Gather all lines in the records below that include the word "Center".

# start of Stored records

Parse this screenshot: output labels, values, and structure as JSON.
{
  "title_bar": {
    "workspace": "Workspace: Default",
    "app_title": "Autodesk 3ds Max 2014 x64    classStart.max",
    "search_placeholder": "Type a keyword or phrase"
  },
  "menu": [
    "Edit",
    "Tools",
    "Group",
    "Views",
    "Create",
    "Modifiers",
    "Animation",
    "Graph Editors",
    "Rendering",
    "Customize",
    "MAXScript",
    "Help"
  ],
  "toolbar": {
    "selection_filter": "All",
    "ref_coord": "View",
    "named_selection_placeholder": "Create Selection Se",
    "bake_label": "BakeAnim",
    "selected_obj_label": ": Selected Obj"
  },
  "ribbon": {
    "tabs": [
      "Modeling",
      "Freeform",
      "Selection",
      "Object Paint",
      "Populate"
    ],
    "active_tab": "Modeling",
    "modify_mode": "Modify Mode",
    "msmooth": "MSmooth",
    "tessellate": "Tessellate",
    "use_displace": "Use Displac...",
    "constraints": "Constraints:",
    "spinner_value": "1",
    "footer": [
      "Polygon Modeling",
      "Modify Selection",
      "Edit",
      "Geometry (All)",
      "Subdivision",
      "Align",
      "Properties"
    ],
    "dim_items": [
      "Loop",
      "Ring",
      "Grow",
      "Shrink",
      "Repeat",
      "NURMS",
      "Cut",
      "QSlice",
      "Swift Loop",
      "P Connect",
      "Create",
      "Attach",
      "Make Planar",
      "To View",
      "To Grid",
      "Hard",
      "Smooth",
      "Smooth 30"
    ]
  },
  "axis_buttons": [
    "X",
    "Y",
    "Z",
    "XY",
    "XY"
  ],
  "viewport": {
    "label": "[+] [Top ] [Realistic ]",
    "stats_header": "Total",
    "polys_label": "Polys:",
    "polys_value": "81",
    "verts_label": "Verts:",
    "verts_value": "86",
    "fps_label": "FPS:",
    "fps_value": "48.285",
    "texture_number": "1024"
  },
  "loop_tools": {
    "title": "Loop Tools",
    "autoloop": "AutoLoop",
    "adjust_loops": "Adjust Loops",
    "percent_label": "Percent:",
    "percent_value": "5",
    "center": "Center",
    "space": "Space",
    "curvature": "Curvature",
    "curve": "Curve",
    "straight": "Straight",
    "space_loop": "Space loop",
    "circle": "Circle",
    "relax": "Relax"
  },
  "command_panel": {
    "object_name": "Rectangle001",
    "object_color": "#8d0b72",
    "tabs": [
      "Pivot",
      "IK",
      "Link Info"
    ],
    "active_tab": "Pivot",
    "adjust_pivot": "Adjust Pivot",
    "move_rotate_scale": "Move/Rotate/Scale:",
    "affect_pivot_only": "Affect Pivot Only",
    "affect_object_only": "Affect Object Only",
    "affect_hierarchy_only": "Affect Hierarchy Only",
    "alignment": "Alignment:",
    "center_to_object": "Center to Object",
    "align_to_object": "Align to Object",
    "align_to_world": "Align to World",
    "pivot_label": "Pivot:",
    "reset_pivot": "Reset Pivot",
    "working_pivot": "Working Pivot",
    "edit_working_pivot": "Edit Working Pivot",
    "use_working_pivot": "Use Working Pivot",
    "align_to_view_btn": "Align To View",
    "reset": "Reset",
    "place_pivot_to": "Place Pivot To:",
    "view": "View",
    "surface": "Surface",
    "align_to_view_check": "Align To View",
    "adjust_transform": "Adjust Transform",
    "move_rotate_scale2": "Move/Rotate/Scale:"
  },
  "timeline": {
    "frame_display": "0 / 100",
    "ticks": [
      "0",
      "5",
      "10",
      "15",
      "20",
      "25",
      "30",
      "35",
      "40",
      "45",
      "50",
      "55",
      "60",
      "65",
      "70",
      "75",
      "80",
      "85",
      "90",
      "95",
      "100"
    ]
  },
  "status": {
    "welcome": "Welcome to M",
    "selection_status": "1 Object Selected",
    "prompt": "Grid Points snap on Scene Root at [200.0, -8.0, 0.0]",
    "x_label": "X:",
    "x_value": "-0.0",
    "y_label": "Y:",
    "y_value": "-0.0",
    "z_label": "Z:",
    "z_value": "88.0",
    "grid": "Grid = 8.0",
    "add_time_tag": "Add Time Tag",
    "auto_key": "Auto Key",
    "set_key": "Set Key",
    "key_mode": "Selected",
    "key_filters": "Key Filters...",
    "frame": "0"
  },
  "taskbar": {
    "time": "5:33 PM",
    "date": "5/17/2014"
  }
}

# end of Stored records

» **Task response**
    "center": "Center",
    "center_to_object": "Center to Object",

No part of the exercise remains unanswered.